■ **WHAT YOU NEED TO DO**: Every line that contains the word "regardless" should be copied.

** start TASK MATERIAL **

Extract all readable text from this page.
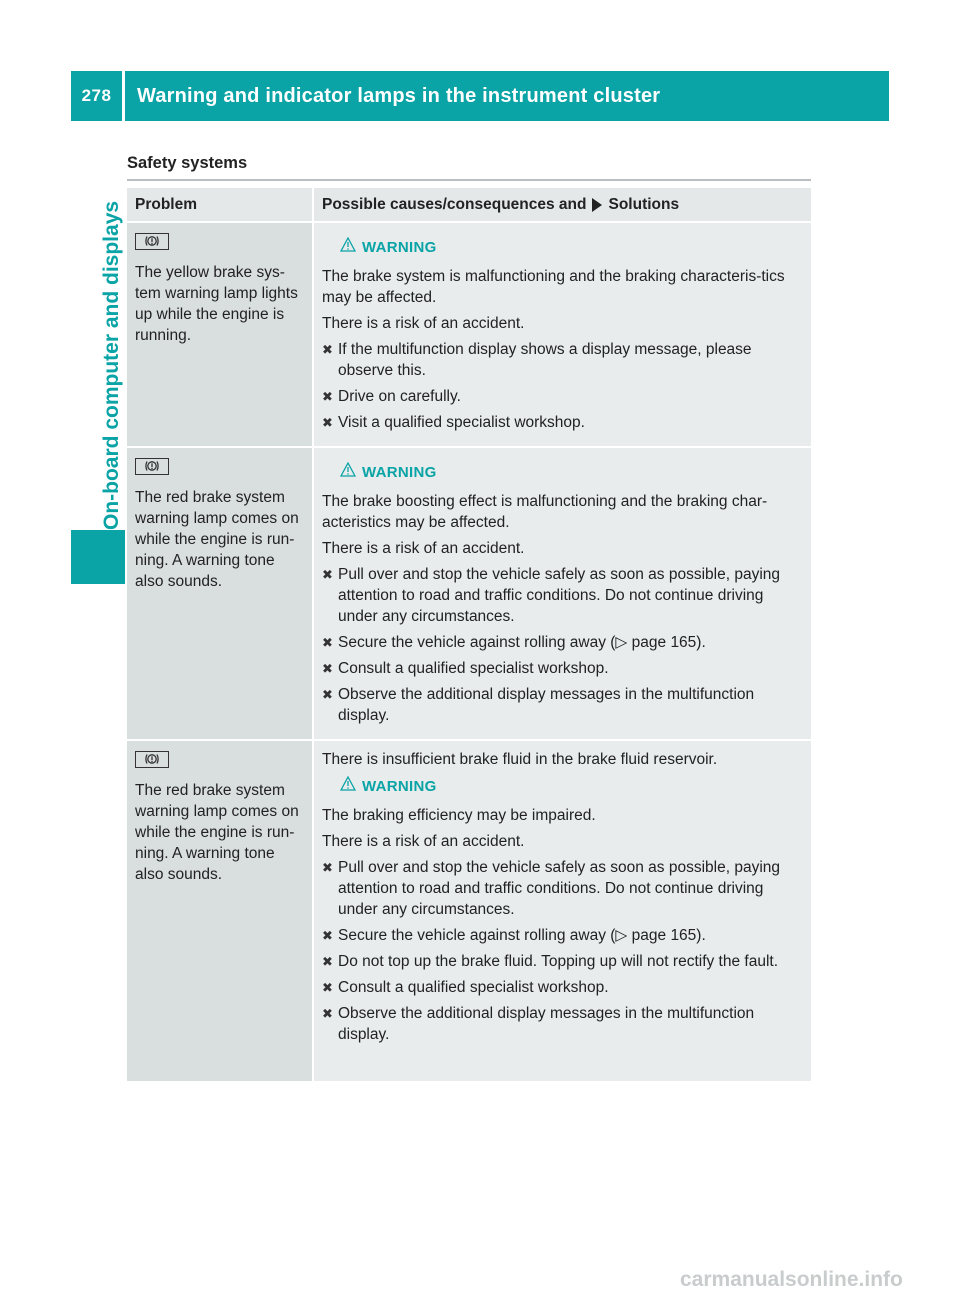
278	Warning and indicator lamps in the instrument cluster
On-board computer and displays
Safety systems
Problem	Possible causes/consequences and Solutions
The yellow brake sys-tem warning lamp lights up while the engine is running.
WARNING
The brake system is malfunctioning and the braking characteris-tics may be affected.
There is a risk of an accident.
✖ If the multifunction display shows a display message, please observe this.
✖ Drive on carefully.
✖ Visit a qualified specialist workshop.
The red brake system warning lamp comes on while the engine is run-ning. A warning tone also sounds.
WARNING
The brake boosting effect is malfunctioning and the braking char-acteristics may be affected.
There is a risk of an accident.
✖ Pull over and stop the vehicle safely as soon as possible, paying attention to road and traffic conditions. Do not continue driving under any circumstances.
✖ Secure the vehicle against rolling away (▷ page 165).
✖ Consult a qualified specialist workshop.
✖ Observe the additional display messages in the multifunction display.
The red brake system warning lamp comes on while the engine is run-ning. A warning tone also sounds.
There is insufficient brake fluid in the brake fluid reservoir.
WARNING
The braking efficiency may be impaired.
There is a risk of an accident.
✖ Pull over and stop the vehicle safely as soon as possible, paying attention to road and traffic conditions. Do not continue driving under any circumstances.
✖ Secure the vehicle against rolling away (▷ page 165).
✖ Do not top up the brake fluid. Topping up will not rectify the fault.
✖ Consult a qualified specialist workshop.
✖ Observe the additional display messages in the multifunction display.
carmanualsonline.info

** end TASK MATERIAL **
** start TASK MATERIAL **

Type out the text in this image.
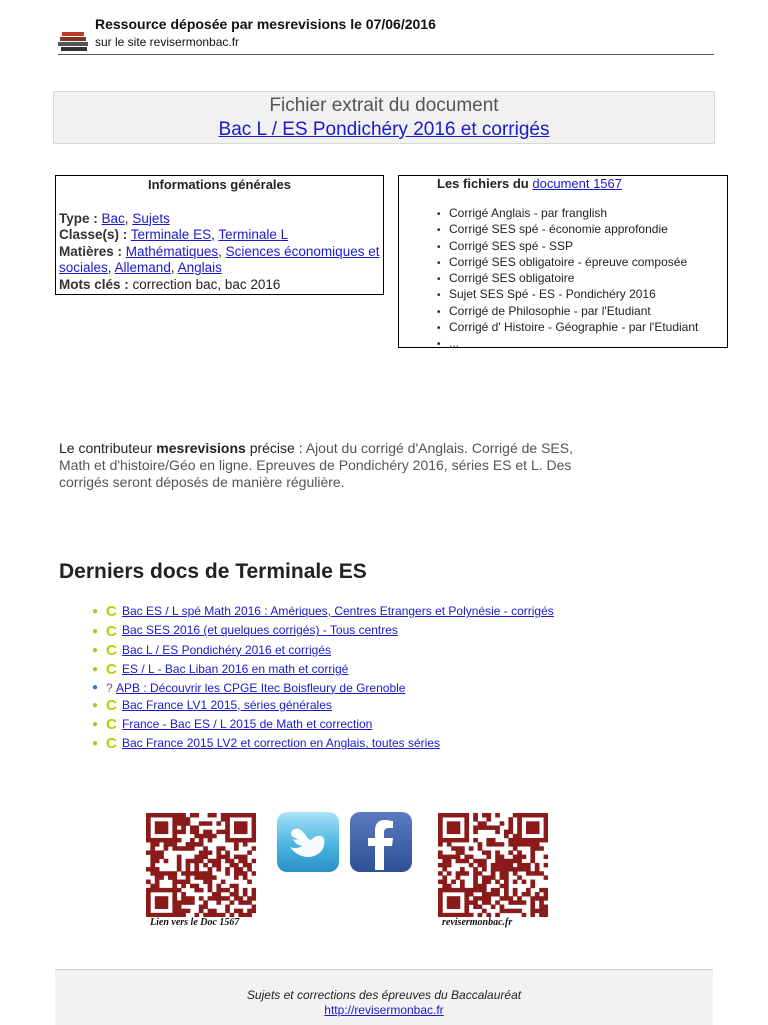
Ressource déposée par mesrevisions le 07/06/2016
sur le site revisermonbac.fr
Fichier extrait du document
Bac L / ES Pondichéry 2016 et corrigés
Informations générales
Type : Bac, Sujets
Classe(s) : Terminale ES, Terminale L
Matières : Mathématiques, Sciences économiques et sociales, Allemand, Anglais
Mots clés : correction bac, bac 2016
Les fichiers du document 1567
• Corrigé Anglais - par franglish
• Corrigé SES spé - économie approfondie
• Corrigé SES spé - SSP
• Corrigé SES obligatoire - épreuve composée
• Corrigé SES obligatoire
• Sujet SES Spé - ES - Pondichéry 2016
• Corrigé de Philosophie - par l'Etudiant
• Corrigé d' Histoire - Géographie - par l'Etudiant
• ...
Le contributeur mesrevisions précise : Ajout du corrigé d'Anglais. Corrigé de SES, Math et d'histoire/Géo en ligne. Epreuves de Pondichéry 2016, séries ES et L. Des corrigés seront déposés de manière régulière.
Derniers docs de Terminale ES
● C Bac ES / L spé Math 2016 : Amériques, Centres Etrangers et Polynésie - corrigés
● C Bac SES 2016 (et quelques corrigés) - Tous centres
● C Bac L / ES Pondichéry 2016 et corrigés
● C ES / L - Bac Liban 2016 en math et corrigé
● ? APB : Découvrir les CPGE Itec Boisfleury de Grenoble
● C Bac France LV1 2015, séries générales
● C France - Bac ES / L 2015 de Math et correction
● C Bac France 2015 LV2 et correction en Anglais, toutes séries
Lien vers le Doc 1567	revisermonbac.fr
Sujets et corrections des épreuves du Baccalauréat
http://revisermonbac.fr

** end TASK MATERIAL **
** start TASK MATERIAL **

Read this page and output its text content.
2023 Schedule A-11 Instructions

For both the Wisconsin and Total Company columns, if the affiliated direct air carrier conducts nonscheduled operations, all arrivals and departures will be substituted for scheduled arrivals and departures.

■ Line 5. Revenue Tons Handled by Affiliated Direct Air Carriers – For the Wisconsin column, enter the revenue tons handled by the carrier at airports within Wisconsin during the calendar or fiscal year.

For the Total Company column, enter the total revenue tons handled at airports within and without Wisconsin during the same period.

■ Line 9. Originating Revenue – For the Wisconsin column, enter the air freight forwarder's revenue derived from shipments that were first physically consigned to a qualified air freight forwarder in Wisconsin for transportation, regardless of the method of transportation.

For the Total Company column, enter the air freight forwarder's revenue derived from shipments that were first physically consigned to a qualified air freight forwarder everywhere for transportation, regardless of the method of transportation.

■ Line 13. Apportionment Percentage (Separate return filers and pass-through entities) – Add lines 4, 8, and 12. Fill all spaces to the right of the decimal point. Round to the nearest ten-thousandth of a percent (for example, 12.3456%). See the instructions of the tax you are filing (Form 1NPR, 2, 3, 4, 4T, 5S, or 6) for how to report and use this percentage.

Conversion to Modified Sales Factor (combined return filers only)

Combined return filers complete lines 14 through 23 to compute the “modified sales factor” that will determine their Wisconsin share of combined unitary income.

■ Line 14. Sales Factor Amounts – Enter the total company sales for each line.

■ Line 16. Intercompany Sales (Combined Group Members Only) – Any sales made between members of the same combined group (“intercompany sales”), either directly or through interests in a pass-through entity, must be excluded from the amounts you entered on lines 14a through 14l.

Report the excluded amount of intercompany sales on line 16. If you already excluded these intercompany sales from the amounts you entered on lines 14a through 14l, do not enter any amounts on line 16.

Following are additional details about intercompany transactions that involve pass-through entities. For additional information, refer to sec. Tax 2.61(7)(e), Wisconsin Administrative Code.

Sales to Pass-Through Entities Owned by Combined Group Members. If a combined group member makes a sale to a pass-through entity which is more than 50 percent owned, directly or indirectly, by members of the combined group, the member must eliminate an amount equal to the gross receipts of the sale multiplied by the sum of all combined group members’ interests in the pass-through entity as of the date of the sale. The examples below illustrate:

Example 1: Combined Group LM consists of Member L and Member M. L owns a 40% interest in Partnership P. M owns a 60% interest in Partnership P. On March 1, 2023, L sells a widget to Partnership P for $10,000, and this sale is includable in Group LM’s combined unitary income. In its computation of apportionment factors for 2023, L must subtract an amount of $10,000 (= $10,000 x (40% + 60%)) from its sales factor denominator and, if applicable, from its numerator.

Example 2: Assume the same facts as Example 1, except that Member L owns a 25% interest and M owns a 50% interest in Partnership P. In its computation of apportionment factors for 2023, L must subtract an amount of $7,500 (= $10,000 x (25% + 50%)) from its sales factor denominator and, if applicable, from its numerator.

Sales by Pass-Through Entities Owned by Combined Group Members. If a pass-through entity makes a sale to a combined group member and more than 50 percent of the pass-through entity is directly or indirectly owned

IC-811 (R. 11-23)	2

** end TASK MATERIAL **

■ **ANSWER**:
■ Line 9. Originating Revenue – For the Wisconsin column, enter the air freight forwarder's revenue derived from shipments that were first physically consigned to a qualified air freight forwarder in Wisconsin for transportation, regardless of the method of transportation.
For the Total Company column, enter the air freight forwarder's revenue derived from shipments that were first physically consigned to a qualified air freight forwarder everywhere for transportation, regardless of the method of transportation.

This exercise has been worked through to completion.